__WHAT NEEDS TO BE DONE__: Set down every entry word for word. Omit the pictures.

__DATA TO PROCESS__:
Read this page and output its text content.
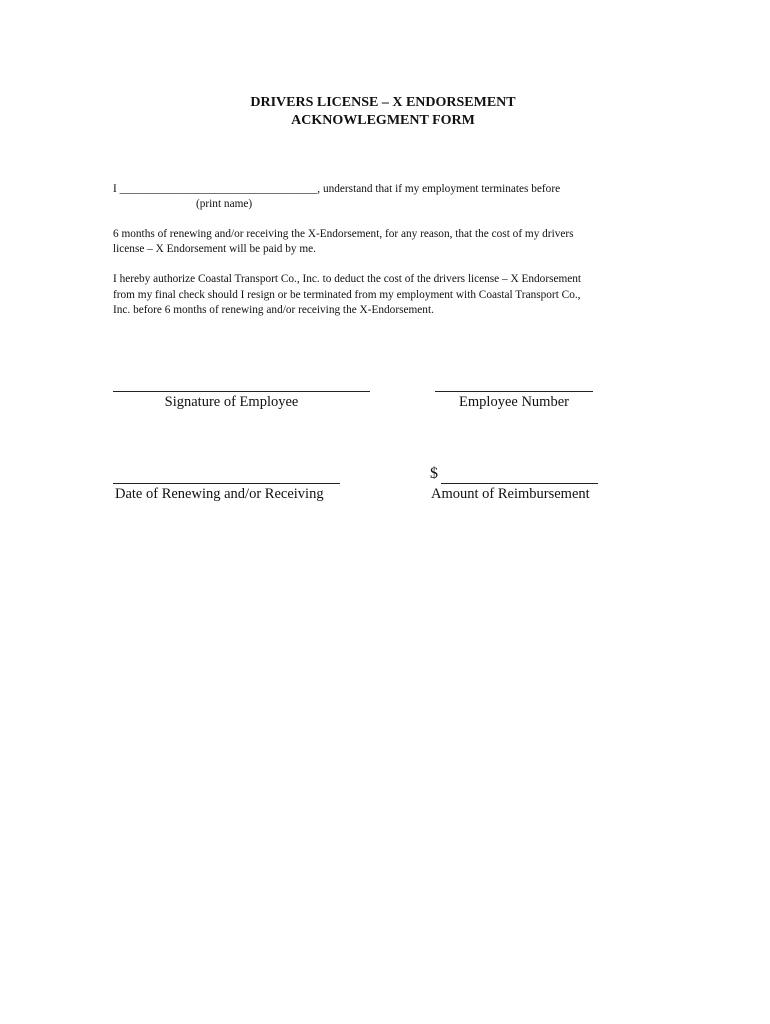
DRIVERS LICENSE – X ENDORSEMENT
ACKNOWLEGMENT FORM
I ___________________________________, understand that if my employment terminates before
(print name)
6 months of renewing and/or receiving the X-Endorsement, for any reason, that the cost of my drivers
license – X Endorsement will be paid by me.
I hereby authorize Coastal Transport Co., Inc. to deduct the cost of the drivers license – X Endorsement
from my final check should I resign or be terminated from my employment with Coastal Transport Co.,
Inc. before 6 months of renewing and/or receiving the X-Endorsement.
Signature of Employee	Employee Number
Date of Renewing and/or Receiving
$
Amount of Reimbursement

__EXPECTED ANSWER__:
Read this page and output its text content.
DRIVERS LICENSE – X ENDORSEMENT
ACKNOWLEGMENT FORM
I ___________________________________, understand that if my employment terminates before
(print name)
6 months of renewing and/or receiving the X-Endorsement, for any reason, that the cost of my drivers
license – X Endorsement will be paid by me.
I hereby authorize Coastal Transport Co., Inc. to deduct the cost of the drivers license – X Endorsement
from my final check should I resign or be terminated from my employment with Coastal Transport Co.,
Inc. before 6 months of renewing and/or receiving the X-Endorsement.
Signature of Employee	Employee Number
Date of Renewing and/or Receiving
$
Amount of Reimbursement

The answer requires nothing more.